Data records
'''

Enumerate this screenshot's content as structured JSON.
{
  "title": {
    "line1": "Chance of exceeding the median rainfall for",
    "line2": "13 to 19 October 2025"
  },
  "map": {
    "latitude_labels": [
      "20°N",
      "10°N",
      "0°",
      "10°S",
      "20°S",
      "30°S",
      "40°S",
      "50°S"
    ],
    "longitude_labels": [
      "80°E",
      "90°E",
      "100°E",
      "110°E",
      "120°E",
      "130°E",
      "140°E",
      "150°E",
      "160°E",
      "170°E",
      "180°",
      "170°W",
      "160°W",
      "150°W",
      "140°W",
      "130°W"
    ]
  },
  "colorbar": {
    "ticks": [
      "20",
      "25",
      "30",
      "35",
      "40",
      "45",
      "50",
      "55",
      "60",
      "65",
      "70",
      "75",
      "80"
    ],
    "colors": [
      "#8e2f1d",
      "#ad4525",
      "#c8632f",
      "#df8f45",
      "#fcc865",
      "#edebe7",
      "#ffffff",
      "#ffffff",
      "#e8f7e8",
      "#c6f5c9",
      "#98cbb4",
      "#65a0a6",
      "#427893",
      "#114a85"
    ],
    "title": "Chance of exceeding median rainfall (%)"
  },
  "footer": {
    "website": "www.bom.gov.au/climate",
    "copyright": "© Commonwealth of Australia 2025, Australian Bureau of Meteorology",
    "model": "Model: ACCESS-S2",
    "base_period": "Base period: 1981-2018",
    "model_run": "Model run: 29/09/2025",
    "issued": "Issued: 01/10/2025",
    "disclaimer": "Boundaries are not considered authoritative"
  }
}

'''

→ JOB
Repeat all the entries word for word.

→ REPLY TO THE EXERCISE
Enumerate this screenshot's content as structured JSON.
{
  "title": {
    "line1": "Chance of exceeding the median rainfall for",
    "line2": "13 to 19 October 2025"
  },
  "map": {
    "latitude_labels": [
      "20°N",
      "10°N",
      "0°",
      "10°S",
      "20°S",
      "30°S",
      "40°S",
      "50°S"
    ],
    "longitude_labels": [
      "80°E",
      "90°E",
      "100°E",
      "110°E",
      "120°E",
      "130°E",
      "140°E",
      "150°E",
      "160°E",
      "170°E",
      "180°",
      "170°W",
      "160°W",
      "150°W",
      "140°W",
      "130°W"
    ]
  },
  "colorbar": {
    "ticks": [
      "20",
      "25",
      "30",
      "35",
      "40",
      "45",
      "50",
      "55",
      "60",
      "65",
      "70",
      "75",
      "80"
    ],
    "colors": [
      "#8e2f1d",
      "#ad4525",
      "#c8632f",
      "#df8f45",
      "#fcc865",
      "#edebe7",
      "#ffffff",
      "#ffffff",
      "#e8f7e8",
      "#c6f5c9",
      "#98cbb4",
      "#65a0a6",
      "#427893",
      "#114a85"
    ],
    "title": "Chance of exceeding median rainfall (%)"
  },
  "footer": {
    "website": "www.bom.gov.au/climate",
    "copyright": "© Commonwealth of Australia 2025, Australian Bureau of Meteorology",
    "model": "Model: ACCESS-S2",
    "base_period": "Base period: 1981-2018",
    "model_run": "Model run: 29/09/2025",
    "issued": "Issued: 01/10/2025",
    "disclaimer": "Boundaries are not considered authoritative"
  }
}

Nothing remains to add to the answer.